GOAL OF THE EXERCISE: Narrow the data below down to the lines containing "indywidualne".

RAW DATA:
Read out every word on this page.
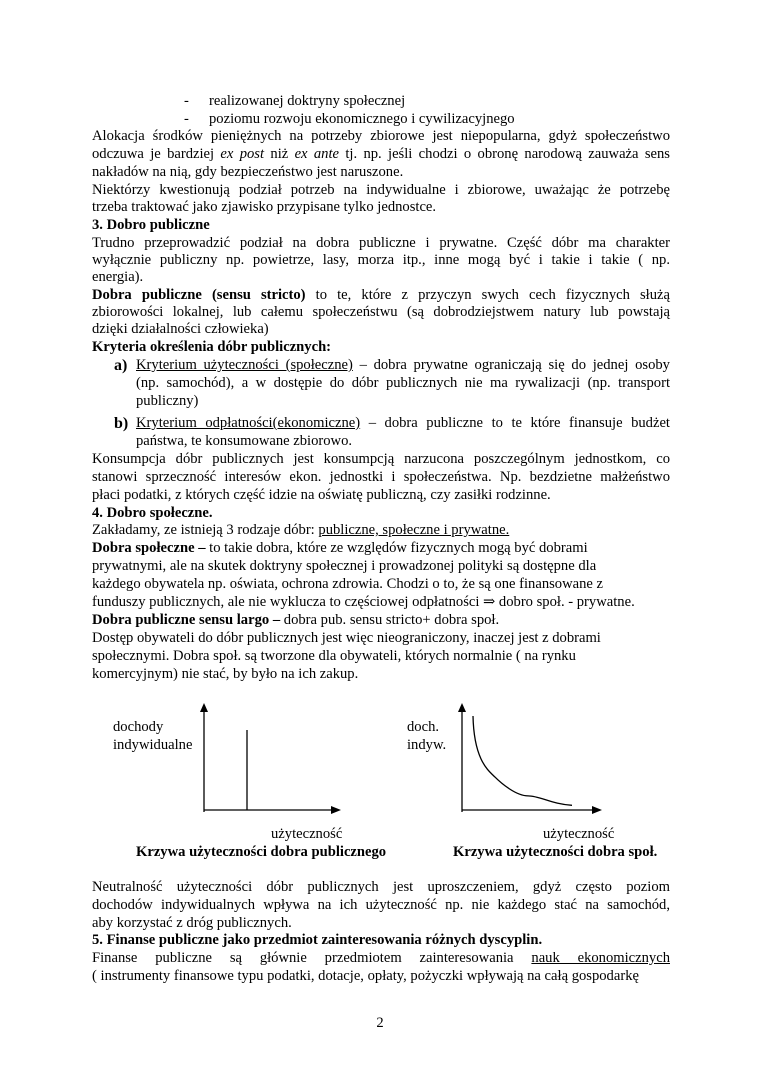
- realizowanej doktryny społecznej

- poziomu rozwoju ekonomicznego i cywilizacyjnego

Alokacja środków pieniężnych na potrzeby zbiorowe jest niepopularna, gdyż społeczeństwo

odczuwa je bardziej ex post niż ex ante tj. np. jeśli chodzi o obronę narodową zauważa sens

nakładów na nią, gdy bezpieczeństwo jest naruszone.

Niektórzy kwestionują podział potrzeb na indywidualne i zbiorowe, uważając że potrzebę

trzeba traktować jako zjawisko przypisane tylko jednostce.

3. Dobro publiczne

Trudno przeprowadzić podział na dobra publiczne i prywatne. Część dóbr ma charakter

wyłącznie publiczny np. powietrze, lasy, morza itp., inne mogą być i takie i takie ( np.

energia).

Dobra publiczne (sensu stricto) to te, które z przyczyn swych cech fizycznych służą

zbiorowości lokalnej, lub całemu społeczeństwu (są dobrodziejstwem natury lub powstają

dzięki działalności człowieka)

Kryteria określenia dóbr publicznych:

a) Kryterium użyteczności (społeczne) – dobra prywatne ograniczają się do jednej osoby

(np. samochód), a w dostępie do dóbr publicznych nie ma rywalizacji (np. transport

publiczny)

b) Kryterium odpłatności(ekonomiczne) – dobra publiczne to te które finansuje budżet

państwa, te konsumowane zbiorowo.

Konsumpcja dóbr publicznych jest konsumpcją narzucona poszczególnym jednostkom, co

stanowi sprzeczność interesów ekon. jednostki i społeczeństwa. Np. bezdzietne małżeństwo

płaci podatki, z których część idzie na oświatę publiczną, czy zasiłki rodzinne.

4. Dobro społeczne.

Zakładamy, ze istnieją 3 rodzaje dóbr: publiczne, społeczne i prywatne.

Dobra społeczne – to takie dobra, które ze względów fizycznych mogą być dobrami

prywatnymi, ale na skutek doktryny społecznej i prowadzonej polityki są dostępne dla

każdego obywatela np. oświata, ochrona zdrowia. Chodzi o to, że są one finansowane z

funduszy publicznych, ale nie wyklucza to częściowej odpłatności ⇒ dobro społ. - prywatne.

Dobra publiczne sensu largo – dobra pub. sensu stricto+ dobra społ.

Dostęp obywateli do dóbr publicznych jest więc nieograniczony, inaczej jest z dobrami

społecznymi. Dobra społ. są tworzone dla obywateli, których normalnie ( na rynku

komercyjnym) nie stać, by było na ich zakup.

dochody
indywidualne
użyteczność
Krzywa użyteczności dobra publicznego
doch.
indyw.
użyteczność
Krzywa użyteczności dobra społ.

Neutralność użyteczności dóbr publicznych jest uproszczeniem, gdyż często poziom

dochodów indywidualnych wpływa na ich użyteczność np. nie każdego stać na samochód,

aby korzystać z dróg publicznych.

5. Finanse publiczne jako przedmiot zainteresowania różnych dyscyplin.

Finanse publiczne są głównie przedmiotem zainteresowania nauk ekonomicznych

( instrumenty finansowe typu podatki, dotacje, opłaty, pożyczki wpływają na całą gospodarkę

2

* * *

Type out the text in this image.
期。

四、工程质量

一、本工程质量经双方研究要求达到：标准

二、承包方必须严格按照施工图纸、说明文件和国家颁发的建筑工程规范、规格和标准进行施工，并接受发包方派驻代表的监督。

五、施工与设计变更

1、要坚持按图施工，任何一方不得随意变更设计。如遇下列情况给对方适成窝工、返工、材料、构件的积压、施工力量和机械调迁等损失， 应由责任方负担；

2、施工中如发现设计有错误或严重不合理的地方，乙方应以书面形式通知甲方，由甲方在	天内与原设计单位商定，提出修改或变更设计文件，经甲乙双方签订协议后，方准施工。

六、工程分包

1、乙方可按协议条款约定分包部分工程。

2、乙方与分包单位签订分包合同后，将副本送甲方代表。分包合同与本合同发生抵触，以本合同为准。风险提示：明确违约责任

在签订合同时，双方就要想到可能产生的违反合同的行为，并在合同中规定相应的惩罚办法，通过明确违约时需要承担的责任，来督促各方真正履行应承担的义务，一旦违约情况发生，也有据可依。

SOLUTION:
Niektórzy kwestionują podział potrzeb na indywidualne i zbiorowe, uważając że potrzebę
indywidualne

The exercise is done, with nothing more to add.